- Information provided:
• • • •
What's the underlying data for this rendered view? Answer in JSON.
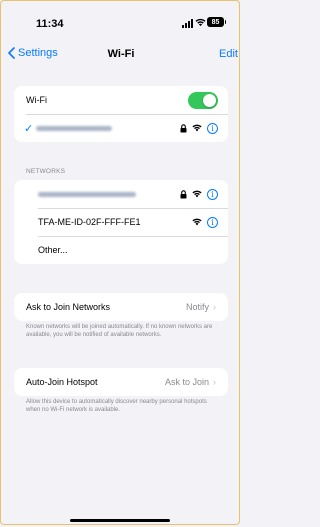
{
  "status": {
    "time": "11:34",
    "battery": "85"
  },
  "nav": {
    "back_label": "Settings",
    "title": "Wi-Fi",
    "edit_label": "Edit"
  },
  "wifi": {
    "label": "Wi-Fi",
    "enabled": true
  },
  "networks": {
    "header": "NETWORKS",
    "items": [
      {
        "name": "TFA-ME-ID-02F-FFF-FE1"
      },
      {
        "name": "Other..."
      }
    ]
  },
  "ask_join": {
    "label": "Ask to Join Networks",
    "value": "Notify",
    "footnote": "Known networks will be joined automatically. If no known networks are available, you will be notified of available networks."
  },
  "auto_join": {
    "label": "Auto-Join Hotspot",
    "value": "Ask to Join",
    "footnote": "Allow this device to automatically discover nearby personal hotspots when no Wi-Fi network is available."
  },
  "colors": {
    "accent": "#0a7aff",
    "toggle_on": "#34c759",
    "background": "#f2f2f7"
  }
}
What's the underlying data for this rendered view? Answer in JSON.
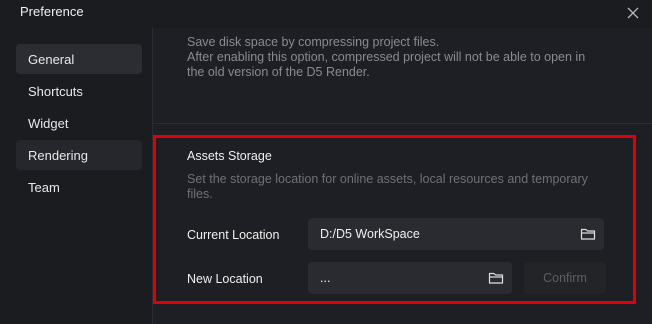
{
  "window": {
    "title": "Preference"
  },
  "sidebar": {
    "items": [
      {
        "label": "General"
      },
      {
        "label": "Shortcuts"
      },
      {
        "label": "Widget"
      },
      {
        "label": "Rendering"
      },
      {
        "label": "Team"
      }
    ]
  },
  "compression": {
    "desc_line1": "Save disk space by compressing project files.",
    "desc_line2": "After enabling this option, compressed project will not be able to open in",
    "desc_line3": "the old version of the D5 Render."
  },
  "assets_storage": {
    "title": "Assets Storage",
    "description": "Set the storage location for online assets, local resources and temporary files.",
    "current_location_label": "Current Location",
    "current_location_value": "D:/D5 WorkSpace",
    "new_location_label": "New Location",
    "new_location_value": "...",
    "confirm_label": "Confirm"
  },
  "colors": {
    "highlight": "#e0000a",
    "background": "#1e1f24",
    "sidebar_active": "#2c2d32"
  }
}
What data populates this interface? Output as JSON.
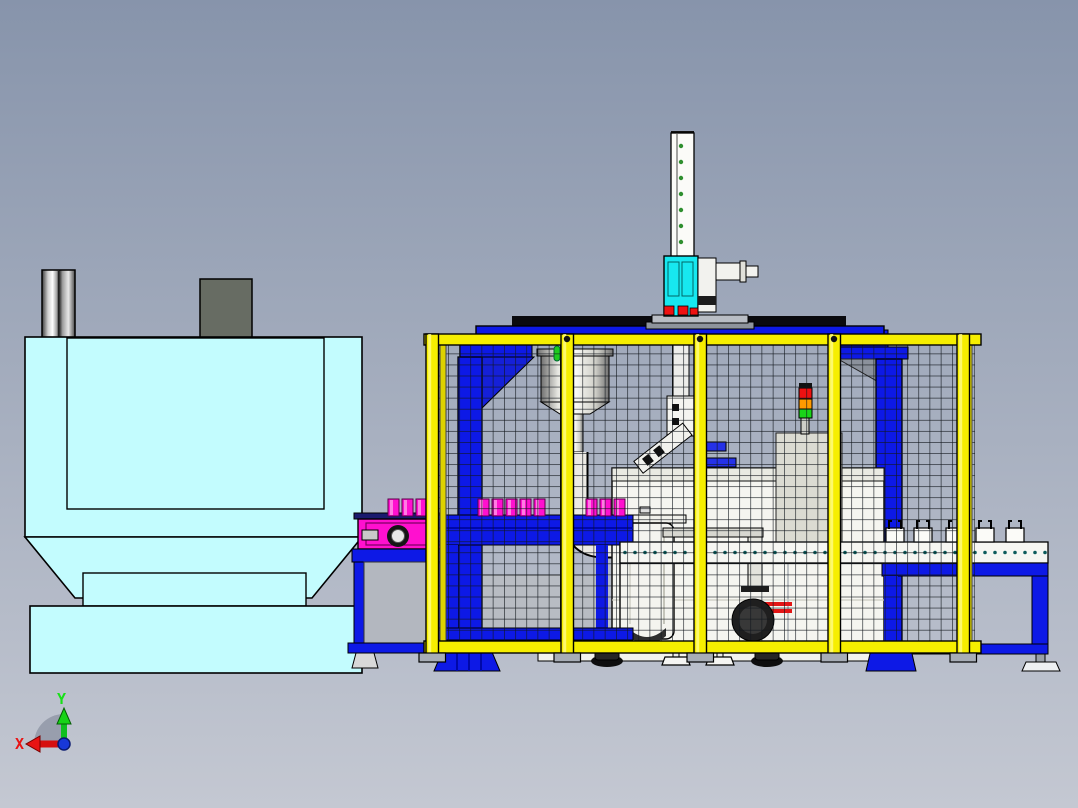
{
  "viewport": {
    "type": "cad-3d-side-view",
    "background_top": "#8794ab",
    "background_bottom": "#c4c8d2"
  },
  "axis_triad": {
    "x_label": "X",
    "y_label": "Y",
    "x_color": "#e81414",
    "y_color": "#17d417",
    "origin_dot_color": "#1838d8"
  },
  "palette": {
    "frame_blue": "#0d19e6",
    "frame_blue_dark": "#0008a8",
    "fence_yellow": "#f6ee00",
    "fence_yellow_back": "#ddd200",
    "hopper_cyan": "#c3fcfe",
    "actuator_cyan": "#17e8f0",
    "product_magenta": "#ff10cf",
    "product_magenta_light": "#ff8fe6",
    "machine_white": "#f5f5f0",
    "silver": "#e8e8e2",
    "steel_gray": "#b3b7bf",
    "cabinet_gray": "#dbdbd2",
    "control_box_gray": "#676c63",
    "mesh_line": "#11161c",
    "stack_light_red": "#ee1111",
    "stack_light_amber": "#ff9a00",
    "stack_light_green": "#19d419",
    "pump_dark": "#1f1f1f"
  },
  "components": {
    "left_assembly": "hopper-washer-unit",
    "chimney": "exhaust-stack",
    "control_box": "electrical-box",
    "enclosure": "safety-fence-enclosure",
    "gantry": "vertical-gantry-axis",
    "feeder": "bowl-feeder",
    "vessel": "process-tank",
    "pipe": "elbow-pipe",
    "pump": "pump-motor",
    "stack_light": "signal-tower",
    "conveyor_left": "infeed-conveyor",
    "conveyor_right": "outfeed-conveyor",
    "robot": "gripper-end-effector"
  }
}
• • • •
- Task instructions:
Copy all the data exactly as written, but skip any picture.

- Output for this exercise:
What's the underlying data for this rendered view? Answer in JSON.
{
  "status": {
    "time": "11:34",
    "battery": "85"
  },
  "nav": {
    "back_label": "Settings",
    "title": "Wi-Fi",
    "edit_label": "Edit"
  },
  "wifi": {
    "label": "Wi-Fi",
    "enabled": true
  },
  "networks": {
    "header": "NETWORKS",
    "items": [
      {
        "name": "TFA-ME-ID-02F-FFF-FE1"
      },
      {
        "name": "Other..."
      }
    ]
  },
  "ask_join": {
    "label": "Ask to Join Networks",
    "value": "Notify",
    "footnote": "Known networks will be joined automatically. If no known networks are available, you will be notified of available networks."
  },
  "auto_join": {
    "label": "Auto-Join Hotspot",
    "value": "Ask to Join",
    "footnote": "Allow this device to automatically discover nearby personal hotspots when no Wi-Fi network is available."
  },
  "colors": {
    "accent": "#0a7aff",
    "toggle_on": "#34c759",
    "background": "#f2f2f7"
  }
}
What's the underlying data for this rendered view? Answer in JSON.
{
  "window": {
    "title": "Preference"
  },
  "sidebar": {
    "items": [
      {
        "label": "General"
      },
      {
        "label": "Shortcuts"
      },
      {
        "label": "Widget"
      },
      {
        "label": "Rendering"
      },
      {
        "label": "Team"
      }
    ]
  },
  "compression": {
    "desc_line1": "Save disk space by compressing project files.",
    "desc_line2": "After enabling this option, compressed project will not be able to open in",
    "desc_line3": "the old version of the D5 Render."
  },
  "assets_storage": {
    "title": "Assets Storage",
    "description": "Set the storage location for online assets, local resources and temporary files.",
    "current_location_label": "Current Location",
    "current_location_value": "D:/D5 WorkSpace",
    "new_location_label": "New Location",
    "new_location_value": "...",
    "confirm_label": "Confirm"
  },
  "colors": {
    "highlight": "#e0000a",
    "background": "#1e1f24",
    "sidebar_active": "#2c2d32"
  }
}
What data populates this interface? Output as JSON.
{
  "viewport": {
    "type": "cad-3d-side-view",
    "background_top": "#8794ab",
    "background_bottom": "#c4c8d2"
  },
  "axis_triad": {
    "x_label": "X",
    "y_label": "Y",
    "x_color": "#e81414",
    "y_color": "#17d417",
    "origin_dot_color": "#1838d8"
  },
  "palette": {
    "frame_blue": "#0d19e6",
    "frame_blue_dark": "#0008a8",
    "fence_yellow": "#f6ee00",
    "fence_yellow_back": "#ddd200",
    "hopper_cyan": "#c3fcfe",
    "actuator_cyan": "#17e8f0",
    "product_magenta": "#ff10cf",
    "product_magenta_light": "#ff8fe6",
    "machine_white": "#f5f5f0",
    "silver": "#e8e8e2",
    "steel_gray": "#b3b7bf",
    "cabinet_gray": "#dbdbd2",
    "control_box_gray": "#676c63",
    "mesh_line": "#11161c",
    "stack_light_red": "#ee1111",
    "stack_light_amber": "#ff9a00",
    "stack_light_green": "#19d419",
    "pump_dark": "#1f1f1f"
  },
  "components": {
    "left_assembly": "hopper-washer-unit",
    "chimney": "exhaust-stack",
    "control_box": "electrical-box",
    "enclosure": "safety-fence-enclosure",
    "gantry": "vertical-gantry-axis",
    "feeder": "bowl-feeder",
    "vessel": "process-tank",
    "pipe": "elbow-pipe",
    "pump": "pump-motor",
    "stack_light": "signal-tower",
    "conveyor_left": "infeed-conveyor",
    "conveyor_right": "outfeed-conveyor",
    "robot": "gripper-end-effector"
  }
}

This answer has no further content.